The task: Return the listing below exactly, with the pictures dropped.

Data tied to figure images:
------------------------------

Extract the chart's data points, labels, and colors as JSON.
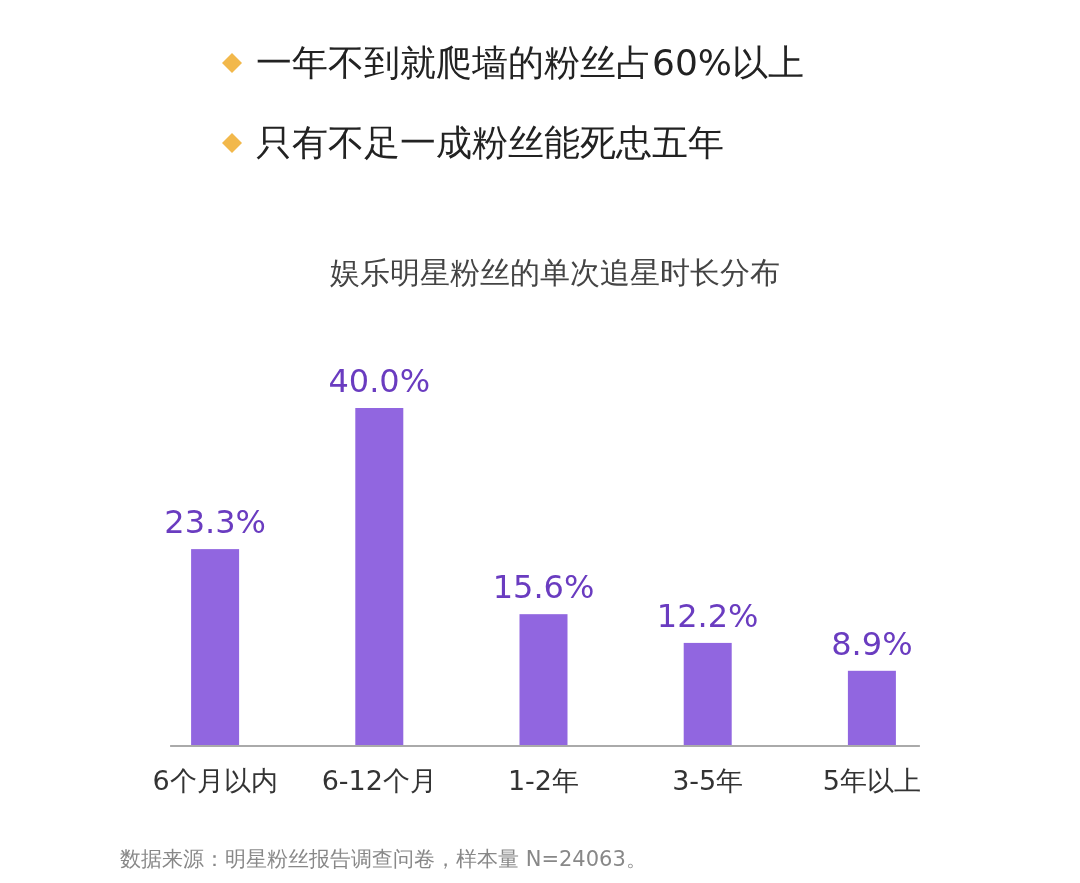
{
  "chart_data": {
    "type": "bar",
    "title": "娱乐明星粉丝的单次追星时长分布",
    "annotations": [
      "一年不到就爬墙的粉丝占60%以上",
      "只有不足一成粉丝能死忠五年",
      "数据来源：明星粉丝报告调查问卷，样本量 N=24063。"
    ],
    "categories": [
      "6个月以内",
      "6-12个月",
      "1-2年",
      "3-5年",
      "5年以上"
    ],
    "values": [
      23.3,
      40.0,
      15.6,
      12.2,
      8.9
    ],
    "value_labels": [
      "23.3%",
      "40.0%",
      "15.6%",
      "12.2%",
      "8.9%"
    ],
    "color": "#9166e0"
  }
}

------------------------------

Answer:
Extract the chart's data points, labels, and colors as JSON.
{
  "chart_data": {
    "type": "bar",
    "title": "娱乐明星粉丝的单次追星时长分布",
    "annotations": [
      "一年不到就爬墙的粉丝占60%以上",
      "只有不足一成粉丝能死忠五年",
      "数据来源：明星粉丝报告调查问卷，样本量 N=24063。"
    ],
    "categories": [
      "6个月以内",
      "6-12个月",
      "1-2年",
      "3-5年",
      "5年以上"
    ],
    "values": [
      23.3,
      40.0,
      15.6,
      12.2,
      8.9
    ],
    "value_labels": [
      "23.3%",
      "40.0%",
      "15.6%",
      "12.2%",
      "8.9%"
    ],
    "color": "#9166e0"
  }
}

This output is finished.